Written request ::
Write out each line in which the string "donc" is present.

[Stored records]
════════════════════
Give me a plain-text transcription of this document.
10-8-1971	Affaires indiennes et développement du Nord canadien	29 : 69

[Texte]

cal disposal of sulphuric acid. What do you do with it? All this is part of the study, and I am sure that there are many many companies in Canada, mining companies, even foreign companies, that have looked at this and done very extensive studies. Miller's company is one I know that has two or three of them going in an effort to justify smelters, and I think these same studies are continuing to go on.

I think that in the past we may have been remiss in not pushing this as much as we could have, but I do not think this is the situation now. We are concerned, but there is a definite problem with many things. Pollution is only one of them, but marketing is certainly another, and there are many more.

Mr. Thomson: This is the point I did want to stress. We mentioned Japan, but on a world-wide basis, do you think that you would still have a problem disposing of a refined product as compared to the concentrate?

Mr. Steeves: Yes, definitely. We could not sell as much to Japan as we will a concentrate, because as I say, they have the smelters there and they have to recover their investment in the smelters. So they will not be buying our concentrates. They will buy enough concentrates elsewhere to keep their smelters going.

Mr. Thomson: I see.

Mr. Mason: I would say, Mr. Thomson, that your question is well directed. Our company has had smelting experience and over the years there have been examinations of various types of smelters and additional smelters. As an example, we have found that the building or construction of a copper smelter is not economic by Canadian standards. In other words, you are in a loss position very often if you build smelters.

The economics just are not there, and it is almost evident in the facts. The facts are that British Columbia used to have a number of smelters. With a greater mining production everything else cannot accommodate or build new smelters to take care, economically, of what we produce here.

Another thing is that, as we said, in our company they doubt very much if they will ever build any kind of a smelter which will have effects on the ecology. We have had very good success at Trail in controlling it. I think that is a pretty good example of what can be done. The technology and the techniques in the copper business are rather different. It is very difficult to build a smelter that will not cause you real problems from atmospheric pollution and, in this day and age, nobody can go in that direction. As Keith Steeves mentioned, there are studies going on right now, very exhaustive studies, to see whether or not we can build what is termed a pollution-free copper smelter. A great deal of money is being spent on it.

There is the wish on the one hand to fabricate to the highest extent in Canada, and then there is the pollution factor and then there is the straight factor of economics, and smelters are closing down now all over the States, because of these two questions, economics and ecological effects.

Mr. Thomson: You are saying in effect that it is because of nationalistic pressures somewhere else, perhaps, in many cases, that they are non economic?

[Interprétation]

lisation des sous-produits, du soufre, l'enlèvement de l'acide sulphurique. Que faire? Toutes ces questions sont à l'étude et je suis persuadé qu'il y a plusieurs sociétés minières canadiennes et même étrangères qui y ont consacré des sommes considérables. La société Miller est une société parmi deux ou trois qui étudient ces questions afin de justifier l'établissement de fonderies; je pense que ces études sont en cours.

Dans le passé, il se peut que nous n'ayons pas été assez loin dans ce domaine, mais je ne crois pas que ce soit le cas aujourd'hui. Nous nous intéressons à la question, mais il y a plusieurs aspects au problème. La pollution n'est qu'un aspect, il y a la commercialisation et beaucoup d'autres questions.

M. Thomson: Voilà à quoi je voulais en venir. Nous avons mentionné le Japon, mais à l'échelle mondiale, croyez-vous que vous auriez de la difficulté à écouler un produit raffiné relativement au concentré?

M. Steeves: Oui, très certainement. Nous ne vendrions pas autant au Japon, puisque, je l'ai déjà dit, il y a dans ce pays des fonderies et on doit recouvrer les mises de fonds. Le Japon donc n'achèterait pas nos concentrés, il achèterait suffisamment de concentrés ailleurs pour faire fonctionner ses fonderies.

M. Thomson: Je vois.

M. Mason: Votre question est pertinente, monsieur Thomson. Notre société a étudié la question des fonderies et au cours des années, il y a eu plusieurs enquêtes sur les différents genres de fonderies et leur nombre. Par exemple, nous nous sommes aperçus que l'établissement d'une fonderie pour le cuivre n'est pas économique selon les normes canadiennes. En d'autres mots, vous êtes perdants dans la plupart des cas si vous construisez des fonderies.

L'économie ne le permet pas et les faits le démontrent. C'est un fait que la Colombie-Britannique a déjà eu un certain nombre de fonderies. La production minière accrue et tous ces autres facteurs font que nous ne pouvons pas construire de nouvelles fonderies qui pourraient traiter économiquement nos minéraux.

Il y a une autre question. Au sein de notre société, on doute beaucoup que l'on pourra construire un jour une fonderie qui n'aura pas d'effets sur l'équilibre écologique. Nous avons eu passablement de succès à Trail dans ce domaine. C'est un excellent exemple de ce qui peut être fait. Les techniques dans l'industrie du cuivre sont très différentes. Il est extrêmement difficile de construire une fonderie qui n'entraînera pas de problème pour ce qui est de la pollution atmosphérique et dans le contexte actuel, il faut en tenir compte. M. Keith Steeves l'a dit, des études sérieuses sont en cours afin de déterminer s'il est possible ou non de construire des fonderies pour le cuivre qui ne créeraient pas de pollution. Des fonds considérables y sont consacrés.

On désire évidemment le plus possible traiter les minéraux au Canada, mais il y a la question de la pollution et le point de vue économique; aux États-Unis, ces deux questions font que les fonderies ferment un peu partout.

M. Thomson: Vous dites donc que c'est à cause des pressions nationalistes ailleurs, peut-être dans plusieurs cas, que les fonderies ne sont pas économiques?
════════════════════
Solution ::
M. Steeves: Oui, très certainement. Nous ne vendrions pas autant au Japon, puisque, je l'ai déjà dit, il y a dans ce pays des fonderies et on doit recouvrer les mises de fonds. Le Japon donc n'achèterait pas nos concentrés, il achèterait suffisamment de concentrés ailleurs pour faire fonctionner ses fonderies.
M. Thomson: Vous dites donc que c'est à cause des pressions nationalistes ailleurs, peut-être dans plusieurs cas, que les fonderies ne sont pas économiques?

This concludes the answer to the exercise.